##### Listing #####

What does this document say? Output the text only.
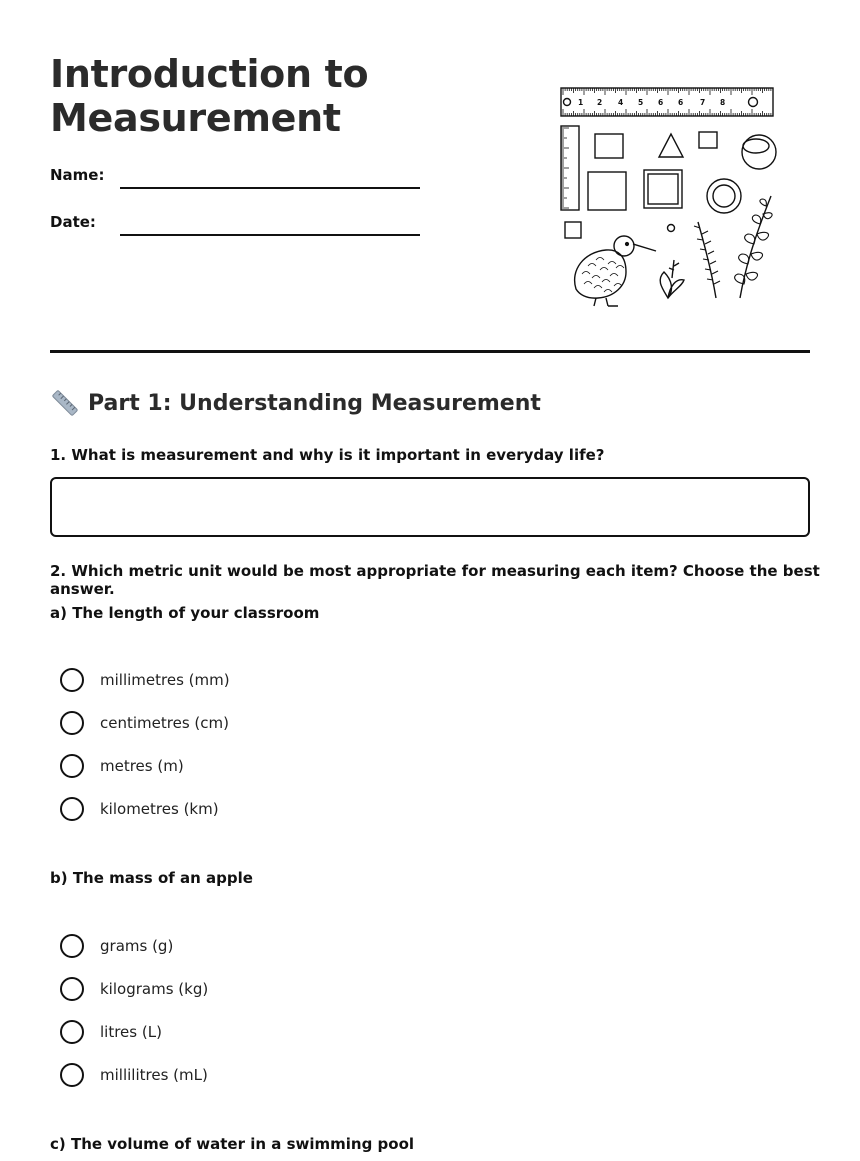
Introduction to
Measurement
Name:
Date:
1 2 4 5 6 6 7 8
Part 1: Understanding Measurement

1. What is measurement and why is it important in everyday life?

2. Which metric unit would be most appropriate for measuring each item? Choose the best answer.

a) The length of your classroom

millimetres (mm)
centimetres (cm)
metres (m)
kilometres (km)

b) The mass of an apple

grams (g)
kilograms (kg)
litres (L)
millilitres (mL)

c) The volume of water in a swimming pool
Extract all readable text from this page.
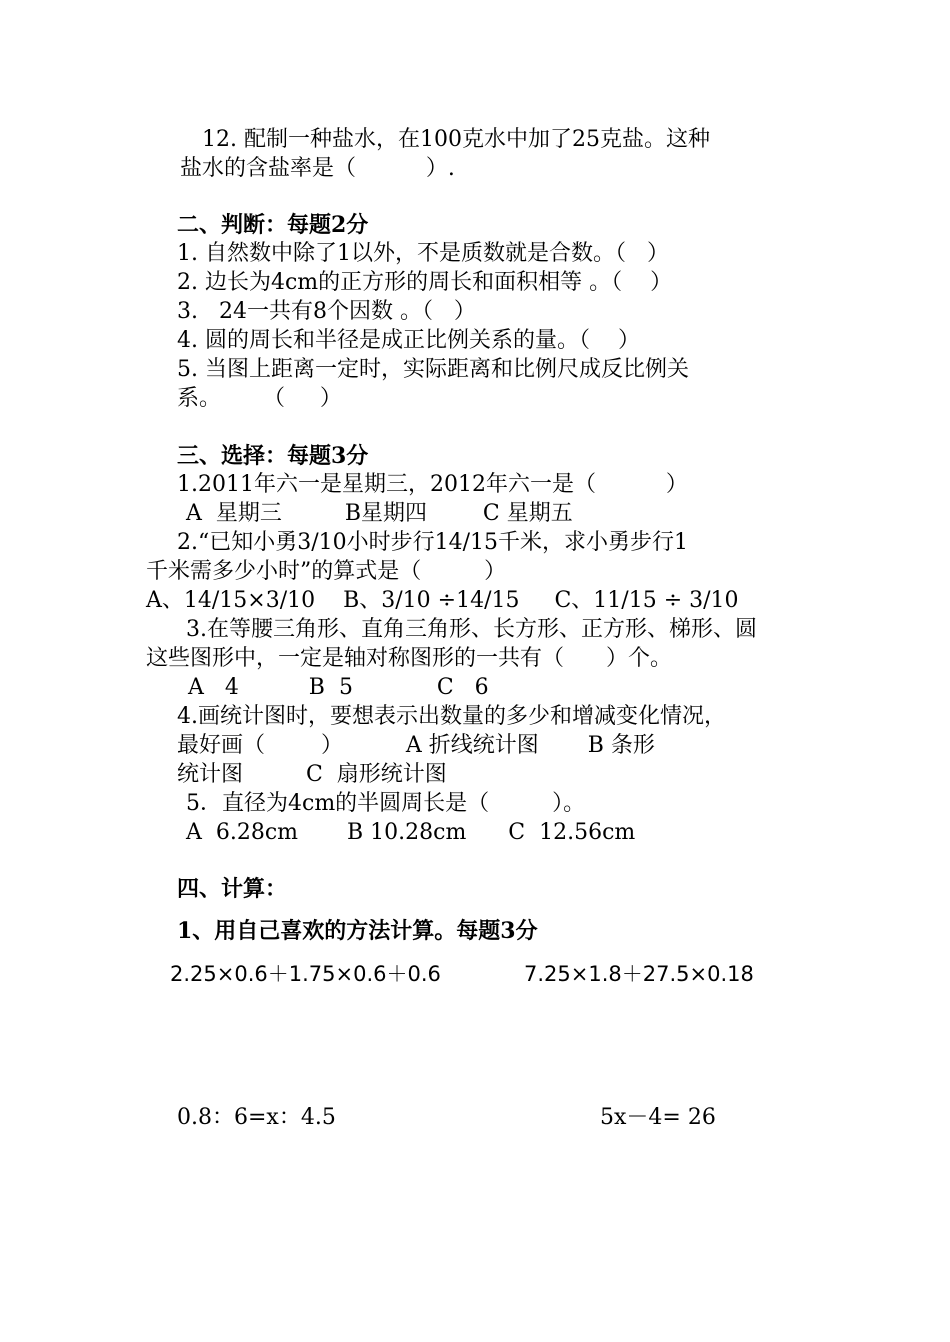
12. 配制一种盐水，在100克水中加了25克盐。这种
盐水的含盐率是（          ）.
二、判断：每题2分
1. 自然数中除了1以外，不是质数就是合数。（   ）
2. 边长为4cm的正方形的周长和面积相等 。（    ）
3.   24一共有8个因数 。（   ）
4. 圆的周长和半径是成正比例关系的量。（    ）
5. 当图上距离一定时，实际距离和比例尺成反比例关
系。      （     ）
三、选择：每题3分
1.2011年六一是星期三，2012年六一是（          ）
A  星期三         B星期四        C 星期五
2.“已知小勇3/10小时步行14/15千米，求小勇步行1
千米需多少小时”的算式是（         ）
A、14/15×3/10    B、3/10 ÷14/15     C、11/15 ÷ 3/10
3.在等腰三角形、直角三角形、长方形、正方形、梯形、圆
这些图形中，一定是轴对称图形的一共有（      ）个。
A   4          B  5            C   6
4.画统计图时，要想表示出数量的多少和增减变化情况，
最好画（        ）         A 折线统计图       B 条形
统计图         C  扇形统计图
5．直径为4cm的半圆周长是（         ）。
A  6.28cm       B 10.28cm      C  12.56cm
四、计算：
1、用自己喜欢的方法计算。每题3分
2.25×0.6＋1.75×0.6＋0.6	7.25×1.8＋27.5×0.18
0.8：6=x：4.5	5x－4= 26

#####

Looking at the records above, work out how many lines include the word "text", then give that number by itself.

Exercise output –
2